Quote every line below exactly and skip any picture.

Collection entries
---

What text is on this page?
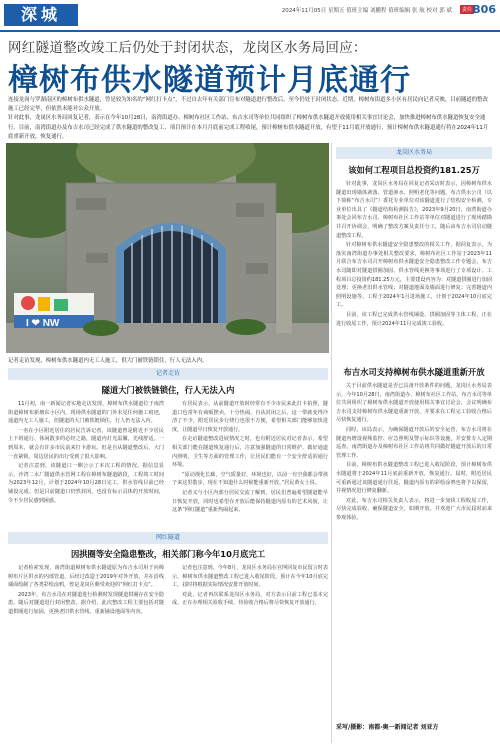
深城	2024年11月05日 星期五 值班主编 刘鹏程 值班编辑 张 航 校对 郭 斌	责任 B06
网红隧道整改竣工后仍处于封闭状态，龙岗区水务局回应：
樟树布供水隧道预计月底通行

连接龙岗与罗湖南区的樟树布供水隧道，曾是较为知名的“网红打卡点”，不过自去年有关部门宣布对隧道进行整改后，至今仍处于封闭状态。近期，樟树布街道多小区有居民向记者反映，目前隧道的整改施工已经完毕，但依然未能对公众开放。

针对此事，龙岗区水务局回复记者，表示在今年10月28日，南湾街道办、樟树布社区工作站、布吉水司等单位共同组织了樟树布供水隧道开放使用相关事宜讨论会，加快推进樟树布供水隧道恢复安全通行。目前，南湾街道办及布吉水司已经完成了供水隧道的整改复工，项目预计在本月月底前完成工程收尾，预计樟树布供水隧道开放，有望于11月底开放通行，预计樟树布供水隧道通行将在2024年11月底重新开放，恢复通行。

I ❤ NW
记者走访发现，樟树布供水隧道内无工人施工，供大门被铁链锁住，行人无法入内。
记者走访
隧道大门被铁链锁住，行人无法入内

11月初，南一新闻记者实地走访发现，樟树布供水隧道位于南湾街道樟树布新塘东小区内，现场供水隧道的门外未见任何施工痕迹，通道内无工人施工，但隧道的大门被铁链锁住，行人仍无法入内。

一名在小区附近居住的居民告诉记者，该隧道曾是附近不少居民上下班通行、休闲散步的必经之路，隧道内灯光温馨，光线舒适。一到周末，就会有许多市民前来打卡游玩。但是自从隧道整改后，大门一直紧锁，周边居民的出行受到了很大影响。

记者注意到，该隧道口一侧公示了本次工程的情况。据信息显示，沙湾二水厂隧道供水管网工程在樟树布隧道路段，工程竣工时间为2023年12月，计划于2024年10月28日完工，供水管线目前已经铺设完成。但是目前隧道口仍然封闭，也没有标示具体的开放时间，令不少居民感到困惑。

有居民表示，从前隧道开放时经常有不少市民来此打卡拍照，隧道口也常年有商贩摆卖，十分热闹。自从封闭之后，这一带就变得冷清了不少，附近居民步行绕行也很不方便，希望相关部门能够加快进度，让隧道早日恢复开放通行。

在走访隧道整改进展情况之时，也有附近居民对记者表示，希望相关部门能在隧道恢复通行后，注意加强隧道的日常维护，做好通道内照明、卫生等方面的管理工作，让居民们能有一个安全舒适的通行环境。

“原动漫化长廊，空气质量好，环境也好，以前一有空我都会带孩子来这里散步，现在不知道什么时候能重新开放。”居民黄女士说。

记者又与小区内部分居民交流了解到，居民们普遍希望隧道能早日恢复开放，同时也希望在开放后能保持隧道内原有的艺术风貌，让这条“网红隧道”重新热闹起来。

网红隧道
因拱圈等安全隐患整改，相关部门称今年10月底完工

记者检索发现，南湾街道樟树布供水隧道原为布吉水司用于向樟树布片区供水的内部管道，后经过改造于2019年对外开放，并在沿线墙面绘制了各类彩绘涂鸦，曾是龙岗区颇受欢迎的“网红打卡点”。

2023年，布吉水司在对隧道进行检测时发现隧道拱圈存在安全隐患，随后对隧道进行封闭整改。据介绍，此次整改工程主要包括对隧道拱圈进行加固、更换老旧供水管线、重新铺设地面等内容。

记者也注意到，今年8月，龙岗区水务局在官网回复市民留言时表示，樟树布供水隧道整改工程已进入收尾阶段，预计在今年10月底完工，届时将根据实际情况安排开放时间。

对此，记者再次联系龙岗区水务局，对方表示目前工程已基本完成，正在办理相关验收手续，待验收合格后将尽快恢复开放通行。

龙岗区水务局
该如何工程项目总投资约181.25万

针对此事，龙岗区水务局在回复记者采访时表示，因樟树布供水隧道出现墙体剥落、管道渗水、照明老化等问题，布吉供水公司（以下简称“布吉水司”）委托专业单位对该隧道进行了结构安全检测，专业单位出具了《隧道结构检测报告》，2023年9月20日，南湾街道办事处会同布吉水司、樟树布社区工作站等单位对隧道进行了现场踏勘并召开协调会，明确了整改方案及责任分工，随后由布吉水司启动隧道整改工程。

针对樟树布供水隧道安全隐患整改的相关工作，据回复表示，为落实南湾街道办事处相关整改要求，樟树布社区工作站于2023年11月联合布吉水司召开樟树布供水隧道安全隐患整改工作专题会，布吉水司随即对隧道拱圈加固、供水管线更换等事项进行了专项设计。工程项目总投资约181.25万元，主要建设内容为：对隧道拱圈进行加固处理；更换老旧供水管线；对隧道地面及墙面进行修复；完善隧道内照明设施等。工程于2024年1月进场施工，计划于2024年10月底完工。

目前，该工程已完成供水管线铺设、拱圈加固等主体工程，正在进行收尾工作，预计2024年11月完成竣工验收。

布吉水司支持樟树布供水隧道重新开放

关于目前供水隧道是否已具备开放条件的问题，龙岗区水务局表示，今年10月28日，南湾街道办、樟树布社区工作站、布吉水司等单位共同组织了樟树布供水隧道开放使用相关事宜讨论会，会议明确布吉水司支持樟树布供水隧道重新开放，并要求在工程完工验收合格后尽快恢复通行。

同时，该局表示，为确保隧道开放后的安全运营，布吉水司将在隧道内增设视频监控、应急照明及警示标识等设施，并安排专人定期巡查。南湾街道办及樟树布社区工作站将共同做好隧道开放后的日常管理工作。

目前，樟树布供水隧道整改工程已进入收尾阶段，预计樟树布供水隧道将于2024年11月底前重新开放，恢复通行。届时，附近居民可重新通过该隧道通行往返，隧道内原有的彩绘涂鸦也将予以保留，并视情况进行修复翻新。

对此，布吉水司相关负责人表示，将进一步加快工程收尾工作，尽快完成验收，确保隧道安全、如期开放，并欢迎广大市民届时前来参观体验。

采写/摄影：南都·奥一新闻记者 刘亚方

---

▶ FINISHED EXERCISE:
What text is on this page?
深城	2024年11月05日 星期五 值班主编 刘鹏程 值班编辑 张 航 校对 郭 斌	责任 B06
网红隧道整改竣工后仍处于封闭状态，龙岗区水务局回应：
樟树布供水隧道预计月底通行

连接龙岗与罗湖南区的樟树布供水隧道，曾是较为知名的“网红打卡点”，不过自去年有关部门宣布对隧道进行整改后，至今仍处于封闭状态。近期，樟树布街道多小区有居民向记者反映，目前隧道的整改施工已经完毕，但依然未能对公众开放。

针对此事，龙岗区水务局回复记者，表示在今年10月28日，南湾街道办、樟树布社区工作站、布吉水司等单位共同组织了樟树布供水隧道开放使用相关事宜讨论会，加快推进樟树布供水隧道恢复安全通行。目前，南湾街道办及布吉水司已经完成了供水隧道的整改复工，项目预计在本月月底前完成工程收尾，预计樟树布供水隧道开放，有望于11月底开放通行，预计樟树布供水隧道通行将在2024年11月底重新开放，恢复通行。

I ❤ NW
记者走访发现，樟树布供水隧道内无工人施工，供大门被铁链锁住，行人无法入内。
记者走访
隧道大门被铁链锁住，行人无法入内

11月初，南一新闻记者实地走访发现，樟树布供水隧道位于南湾街道樟树布新塘东小区内，现场供水隧道的门外未见任何施工痕迹，通道内无工人施工，但隧道的大门被铁链锁住，行人仍无法入内。

一名在小区附近居住的居民告诉记者，该隧道曾是附近不少居民上下班通行、休闲散步的必经之路，隧道内灯光温馨，光线舒适。一到周末，就会有许多市民前来打卡游玩。但是自从隧道整改后，大门一直紧锁，周边居民的出行受到了很大影响。

记者注意到，该隧道口一侧公示了本次工程的情况。据信息显示，沙湾二水厂隧道供水管网工程在樟树布隧道路段，工程竣工时间为2023年12月，计划于2024年10月28日完工，供水管线目前已经铺设完成。但是目前隧道口仍然封闭，也没有标示具体的开放时间，令不少居民感到困惑。

有居民表示，从前隧道开放时经常有不少市民来此打卡拍照，隧道口也常年有商贩摆卖，十分热闹。自从封闭之后，这一带就变得冷清了不少，附近居民步行绕行也很不方便，希望相关部门能够加快进度，让隧道早日恢复开放通行。

在走访隧道整改进展情况之时，也有附近居民对记者表示，希望相关部门能在隧道恢复通行后，注意加强隧道的日常维护，做好通道内照明、卫生等方面的管理工作，让居民们能有一个安全舒适的通行环境。

“原动漫化长廊，空气质量好，环境也好，以前一有空我都会带孩子来这里散步，现在不知道什么时候能重新开放。”居民黄女士说。

记者又与小区内部分居民交流了解到，居民们普遍希望隧道能早日恢复开放，同时也希望在开放后能保持隧道内原有的艺术风貌，让这条“网红隧道”重新热闹起来。

网红隧道
因拱圈等安全隐患整改，相关部门称今年10月底完工

记者检索发现，南湾街道樟树布供水隧道原为布吉水司用于向樟树布片区供水的内部管道，后经过改造于2019年对外开放，并在沿线墙面绘制了各类彩绘涂鸦，曾是龙岗区颇受欢迎的“网红打卡点”。

2023年，布吉水司在对隧道进行检测时发现隧道拱圈存在安全隐患，随后对隧道进行封闭整改。据介绍，此次整改工程主要包括对隧道拱圈进行加固、更换老旧供水管线、重新铺设地面等内容。

记者也注意到，今年8月，龙岗区水务局在官网回复市民留言时表示，樟树布供水隧道整改工程已进入收尾阶段，预计在今年10月底完工，届时将根据实际情况安排开放时间。

对此，记者再次联系龙岗区水务局，对方表示目前工程已基本完成，正在办理相关验收手续，待验收合格后将尽快恢复开放通行。

龙岗区水务局
该如何工程项目总投资约181.25万

针对此事，龙岗区水务局在回复记者采访时表示，因樟树布供水隧道出现墙体剥落、管道渗水、照明老化等问题，布吉供水公司（以下简称“布吉水司”）委托专业单位对该隧道进行了结构安全检测，专业单位出具了《隧道结构检测报告》，2023年9月20日，南湾街道办事处会同布吉水司、樟树布社区工作站等单位对隧道进行了现场踏勘并召开协调会，明确了整改方案及责任分工，随后由布吉水司启动隧道整改工程。

针对樟树布供水隧道安全隐患整改的相关工作，据回复表示，为落实南湾街道办事处相关整改要求，樟树布社区工作站于2023年11月联合布吉水司召开樟树布供水隧道安全隐患整改工作专题会，布吉水司随即对隧道拱圈加固、供水管线更换等事项进行了专项设计。工程项目总投资约181.25万元，主要建设内容为：对隧道拱圈进行加固处理；更换老旧供水管线；对隧道地面及墙面进行修复；完善隧道内照明设施等。工程于2024年1月进场施工，计划于2024年10月底完工。

目前，该工程已完成供水管线铺设、拱圈加固等主体工程，正在进行收尾工作，预计2024年11月完成竣工验收。

布吉水司支持樟树布供水隧道重新开放

关于目前供水隧道是否已具备开放条件的问题，龙岗区水务局表示，今年10月28日，南湾街道办、樟树布社区工作站、布吉水司等单位共同组织了樟树布供水隧道开放使用相关事宜讨论会，会议明确布吉水司支持樟树布供水隧道重新开放，并要求在工程完工验收合格后尽快恢复通行。

同时，该局表示，为确保隧道开放后的安全运营，布吉水司将在隧道内增设视频监控、应急照明及警示标识等设施，并安排专人定期巡查。南湾街道办及樟树布社区工作站将共同做好隧道开放后的日常管理工作。

目前，樟树布供水隧道整改工程已进入收尾阶段，预计樟树布供水隧道将于2024年11月底前重新开放，恢复通行。届时，附近居民可重新通过该隧道通行往返，隧道内原有的彩绘涂鸦也将予以保留，并视情况进行修复翻新。

对此，布吉水司相关负责人表示，将进一步加快工程收尾工作，尽快完成验收，确保隧道安全、如期开放，并欢迎广大市民届时前来参观体验。

采写/摄影：南都·奥一新闻记者 刘亚方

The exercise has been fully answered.